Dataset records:
◇ ◇ ◇ ◇ ◇

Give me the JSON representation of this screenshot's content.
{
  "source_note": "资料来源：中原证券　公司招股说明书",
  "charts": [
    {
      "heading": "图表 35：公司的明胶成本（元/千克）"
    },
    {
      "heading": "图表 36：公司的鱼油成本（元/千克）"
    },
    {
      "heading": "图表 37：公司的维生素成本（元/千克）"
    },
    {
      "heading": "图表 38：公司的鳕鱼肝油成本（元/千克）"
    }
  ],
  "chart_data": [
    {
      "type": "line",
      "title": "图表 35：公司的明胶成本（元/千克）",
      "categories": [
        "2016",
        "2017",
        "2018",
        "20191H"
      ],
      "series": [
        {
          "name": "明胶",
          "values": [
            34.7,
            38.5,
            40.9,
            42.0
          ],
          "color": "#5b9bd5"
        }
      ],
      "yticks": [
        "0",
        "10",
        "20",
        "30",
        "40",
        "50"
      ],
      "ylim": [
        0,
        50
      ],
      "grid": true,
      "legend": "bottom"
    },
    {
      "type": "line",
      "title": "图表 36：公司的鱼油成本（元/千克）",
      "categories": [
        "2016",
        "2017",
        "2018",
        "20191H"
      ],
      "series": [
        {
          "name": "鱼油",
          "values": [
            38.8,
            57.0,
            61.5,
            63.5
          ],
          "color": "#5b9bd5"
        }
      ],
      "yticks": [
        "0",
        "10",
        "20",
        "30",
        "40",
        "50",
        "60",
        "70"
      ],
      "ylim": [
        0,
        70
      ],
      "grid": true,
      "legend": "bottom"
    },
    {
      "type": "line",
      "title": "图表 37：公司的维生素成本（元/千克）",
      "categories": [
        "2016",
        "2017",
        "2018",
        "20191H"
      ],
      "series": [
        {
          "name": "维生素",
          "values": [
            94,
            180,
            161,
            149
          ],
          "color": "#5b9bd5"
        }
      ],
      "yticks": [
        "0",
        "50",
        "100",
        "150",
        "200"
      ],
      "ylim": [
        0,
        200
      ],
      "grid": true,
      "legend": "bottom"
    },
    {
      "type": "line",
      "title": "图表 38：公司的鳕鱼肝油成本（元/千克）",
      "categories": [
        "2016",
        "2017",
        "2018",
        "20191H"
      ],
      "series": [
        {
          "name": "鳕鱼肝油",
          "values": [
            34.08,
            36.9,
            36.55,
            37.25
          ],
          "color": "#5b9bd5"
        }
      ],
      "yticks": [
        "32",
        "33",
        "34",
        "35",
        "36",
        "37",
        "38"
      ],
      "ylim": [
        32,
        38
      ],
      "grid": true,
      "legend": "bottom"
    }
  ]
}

◇ ◇ ◇ ◇ ◇

● **EXERCISE REQUIREMENTS**: Give a word-for-word copy of the records.

● **ANSWER FOR THIS EXERCISE**:
Give me the JSON representation of this screenshot's content.
{
  "source_note": "资料来源：中原证券　公司招股说明书",
  "charts": [
    {
      "heading": "图表 35：公司的明胶成本（元/千克）"
    },
    {
      "heading": "图表 36：公司的鱼油成本（元/千克）"
    },
    {
      "heading": "图表 37：公司的维生素成本（元/千克）"
    },
    {
      "heading": "图表 38：公司的鳕鱼肝油成本（元/千克）"
    }
  ],
  "chart_data": [
    {
      "type": "line",
      "title": "图表 35：公司的明胶成本（元/千克）",
      "categories": [
        "2016",
        "2017",
        "2018",
        "20191H"
      ],
      "series": [
        {
          "name": "明胶",
          "values": [
            34.7,
            38.5,
            40.9,
            42.0
          ],
          "color": "#5b9bd5"
        }
      ],
      "yticks": [
        "0",
        "10",
        "20",
        "30",
        "40",
        "50"
      ],
      "ylim": [
        0,
        50
      ],
      "grid": true,
      "legend": "bottom"
    },
    {
      "type": "line",
      "title": "图表 36：公司的鱼油成本（元/千克）",
      "categories": [
        "2016",
        "2017",
        "2018",
        "20191H"
      ],
      "series": [
        {
          "name": "鱼油",
          "values": [
            38.8,
            57.0,
            61.5,
            63.5
          ],
          "color": "#5b9bd5"
        }
      ],
      "yticks": [
        "0",
        "10",
        "20",
        "30",
        "40",
        "50",
        "60",
        "70"
      ],
      "ylim": [
        0,
        70
      ],
      "grid": true,
      "legend": "bottom"
    },
    {
      "type": "line",
      "title": "图表 37：公司的维生素成本（元/千克）",
      "categories": [
        "2016",
        "2017",
        "2018",
        "20191H"
      ],
      "series": [
        {
          "name": "维生素",
          "values": [
            94,
            180,
            161,
            149
          ],
          "color": "#5b9bd5"
        }
      ],
      "yticks": [
        "0",
        "50",
        "100",
        "150",
        "200"
      ],
      "ylim": [
        0,
        200
      ],
      "grid": true,
      "legend": "bottom"
    },
    {
      "type": "line",
      "title": "图表 38：公司的鳕鱼肝油成本（元/千克）",
      "categories": [
        "2016",
        "2017",
        "2018",
        "20191H"
      ],
      "series": [
        {
          "name": "鳕鱼肝油",
          "values": [
            34.08,
            36.9,
            36.55,
            37.25
          ],
          "color": "#5b9bd5"
        }
      ],
      "yticks": [
        "32",
        "33",
        "34",
        "35",
        "36",
        "37",
        "38"
      ],
      "ylim": [
        32,
        38
      ],
      "grid": true,
      "legend": "bottom"
    }
  ]
}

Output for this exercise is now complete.